**Exercise objective:**
Sort through the entries below and pull out lines containing the word "this".

***** Information given

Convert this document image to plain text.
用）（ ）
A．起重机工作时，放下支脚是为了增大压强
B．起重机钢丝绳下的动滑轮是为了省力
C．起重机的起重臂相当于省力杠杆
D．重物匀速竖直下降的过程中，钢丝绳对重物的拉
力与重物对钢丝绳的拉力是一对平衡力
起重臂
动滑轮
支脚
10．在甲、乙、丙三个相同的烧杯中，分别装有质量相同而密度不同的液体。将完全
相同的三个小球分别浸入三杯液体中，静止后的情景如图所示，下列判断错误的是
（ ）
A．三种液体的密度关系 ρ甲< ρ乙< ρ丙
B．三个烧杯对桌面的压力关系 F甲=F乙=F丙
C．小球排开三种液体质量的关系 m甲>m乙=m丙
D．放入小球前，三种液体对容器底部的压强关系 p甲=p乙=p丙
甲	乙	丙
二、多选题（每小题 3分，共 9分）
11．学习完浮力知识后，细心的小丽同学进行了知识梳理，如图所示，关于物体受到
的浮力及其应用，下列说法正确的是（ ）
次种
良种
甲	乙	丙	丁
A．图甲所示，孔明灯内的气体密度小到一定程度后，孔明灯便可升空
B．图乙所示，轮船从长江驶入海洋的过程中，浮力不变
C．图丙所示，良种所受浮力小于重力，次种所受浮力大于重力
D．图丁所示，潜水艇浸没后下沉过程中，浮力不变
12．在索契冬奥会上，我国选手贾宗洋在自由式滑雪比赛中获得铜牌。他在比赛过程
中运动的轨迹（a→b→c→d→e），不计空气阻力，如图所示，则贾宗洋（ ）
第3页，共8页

**********
***** Information given

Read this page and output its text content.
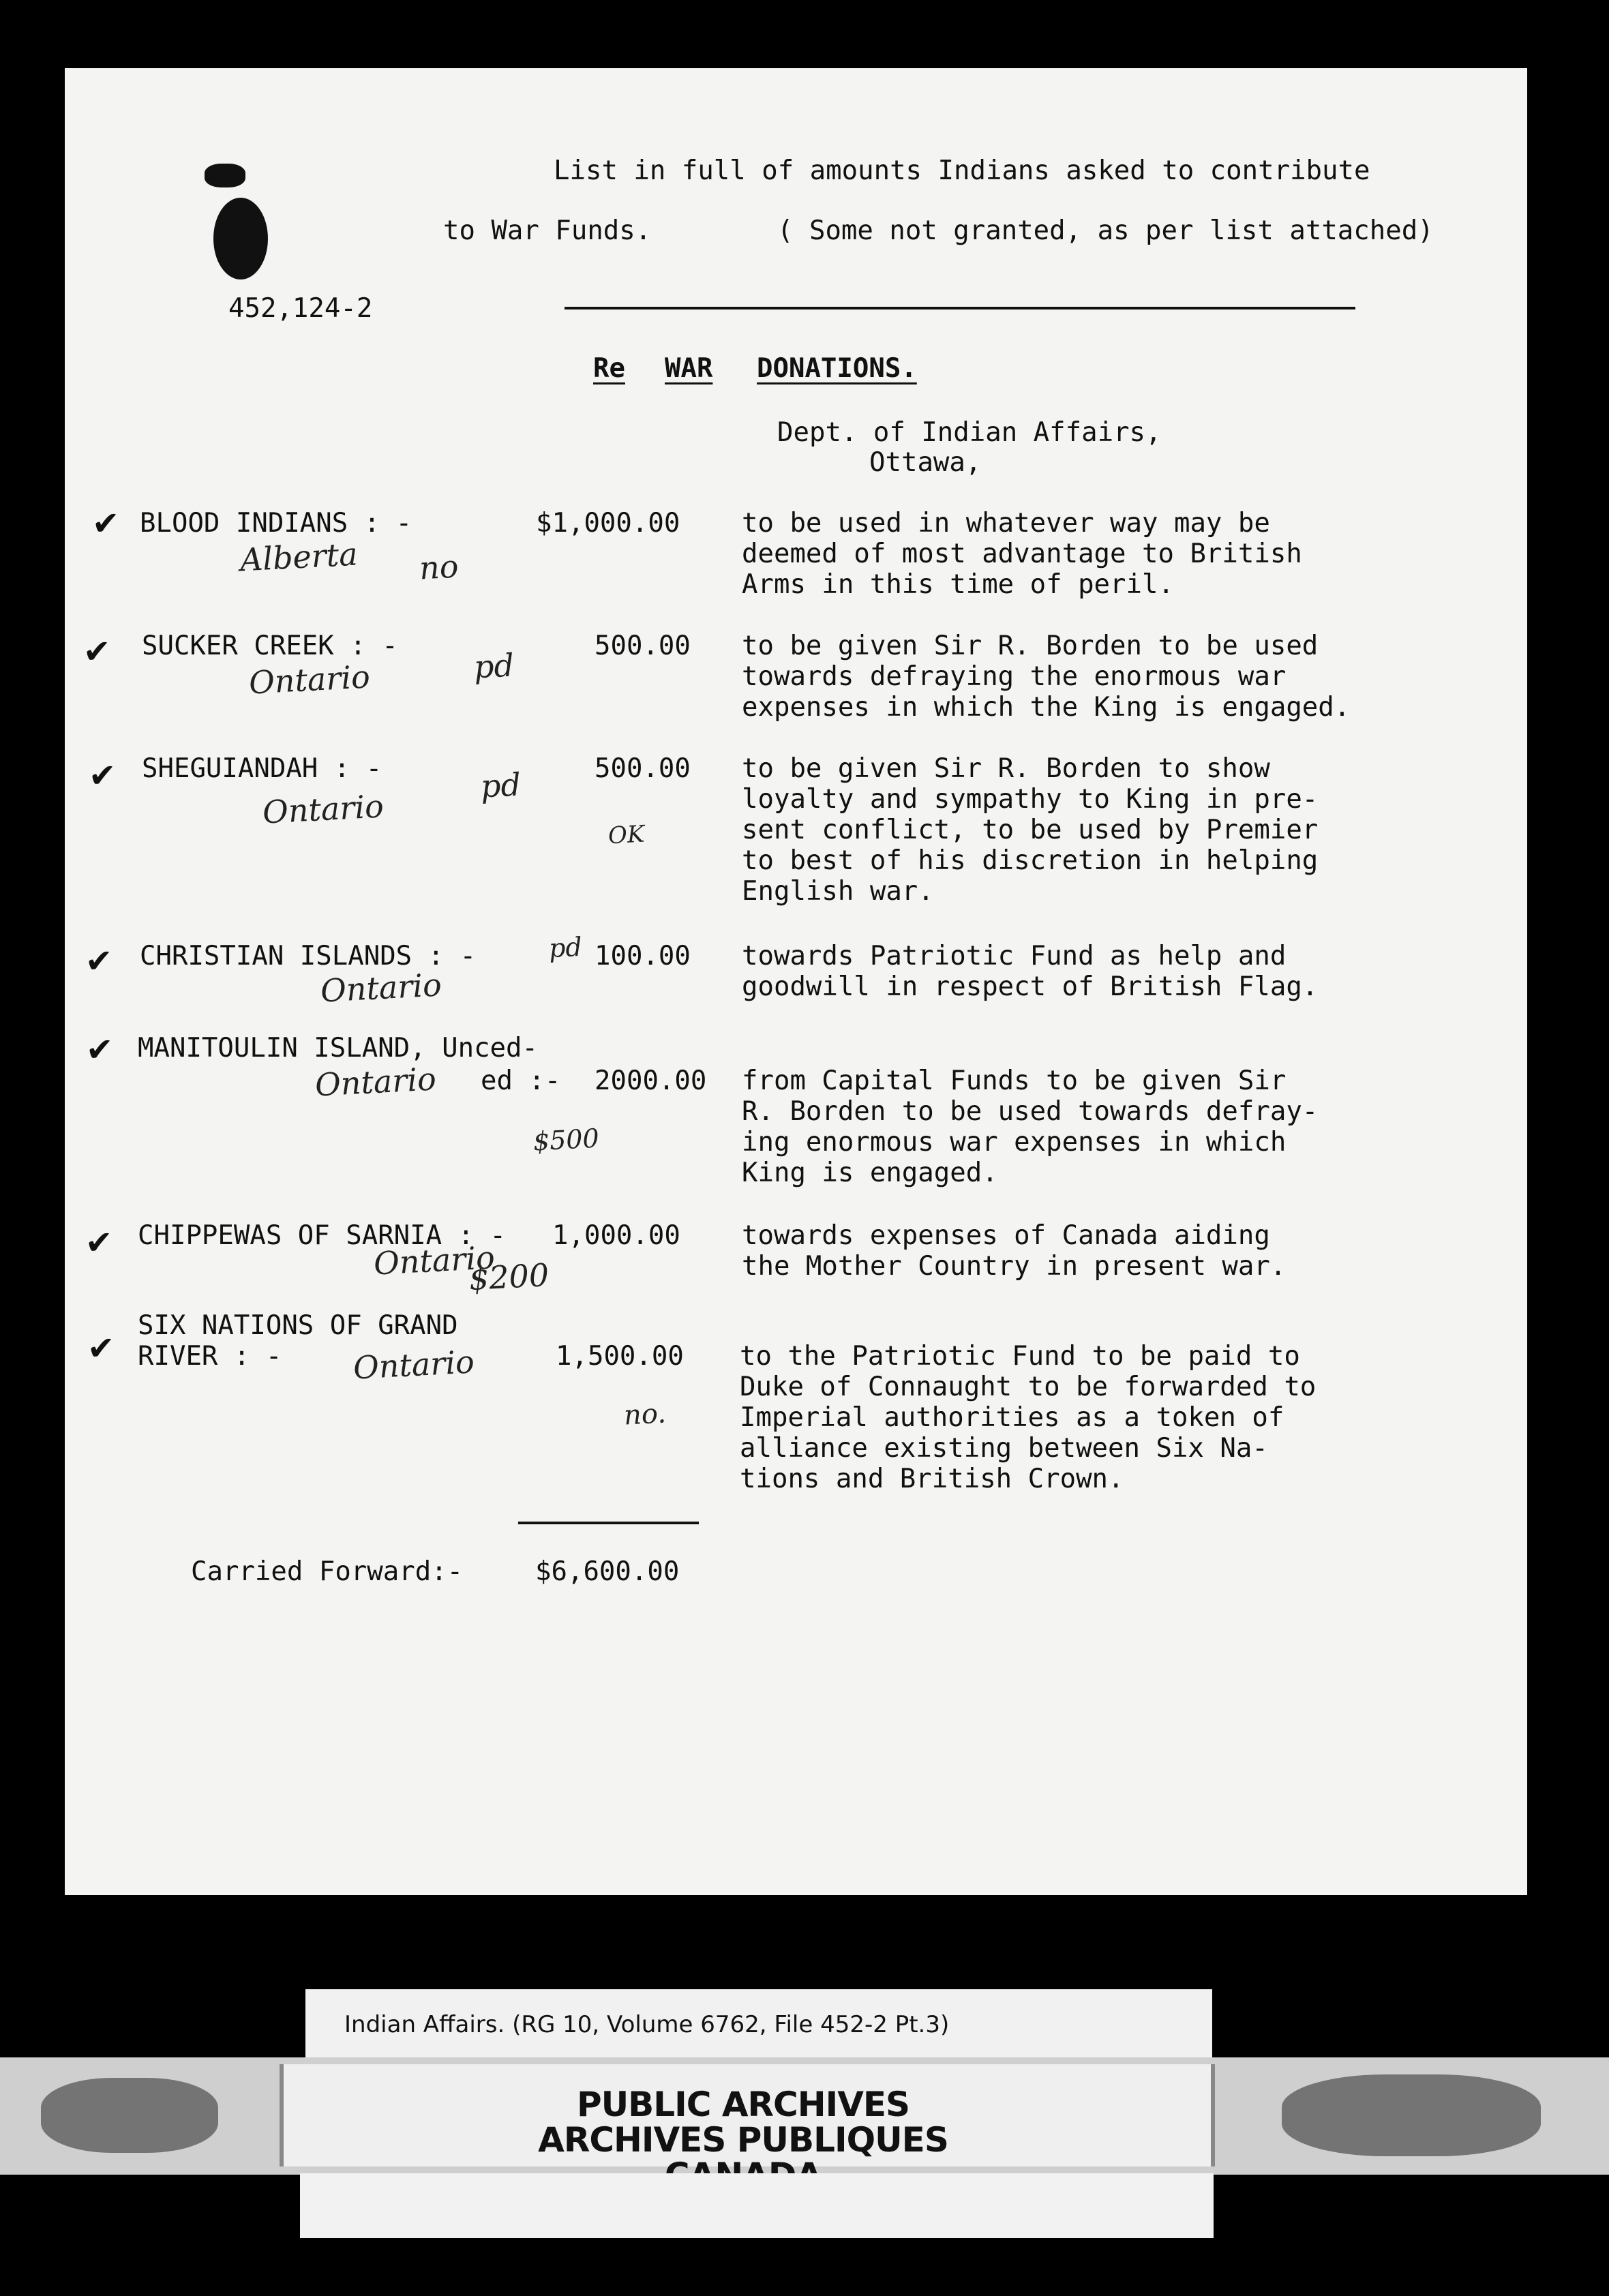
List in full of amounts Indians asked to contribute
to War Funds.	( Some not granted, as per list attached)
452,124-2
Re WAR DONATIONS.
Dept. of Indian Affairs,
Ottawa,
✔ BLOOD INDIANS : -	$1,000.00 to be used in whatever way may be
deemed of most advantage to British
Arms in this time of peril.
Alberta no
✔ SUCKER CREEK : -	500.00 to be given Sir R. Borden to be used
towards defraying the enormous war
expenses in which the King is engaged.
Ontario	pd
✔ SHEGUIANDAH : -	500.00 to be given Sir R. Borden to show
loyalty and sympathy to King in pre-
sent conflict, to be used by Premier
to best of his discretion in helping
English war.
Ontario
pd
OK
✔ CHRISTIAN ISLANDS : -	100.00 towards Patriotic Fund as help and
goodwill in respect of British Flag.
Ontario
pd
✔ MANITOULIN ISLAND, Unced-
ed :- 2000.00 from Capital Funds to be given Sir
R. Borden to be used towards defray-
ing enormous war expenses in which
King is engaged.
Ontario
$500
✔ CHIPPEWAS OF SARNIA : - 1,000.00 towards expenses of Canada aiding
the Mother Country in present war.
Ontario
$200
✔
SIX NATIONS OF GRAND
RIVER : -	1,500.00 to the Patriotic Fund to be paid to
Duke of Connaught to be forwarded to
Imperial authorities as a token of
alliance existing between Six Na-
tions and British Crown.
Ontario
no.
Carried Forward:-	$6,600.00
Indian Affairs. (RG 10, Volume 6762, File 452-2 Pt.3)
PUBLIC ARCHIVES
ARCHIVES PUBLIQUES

**********

**Output of the task:**
Convert this document image to plain text.
Read this page and output its text content.
Arms in this time of peril.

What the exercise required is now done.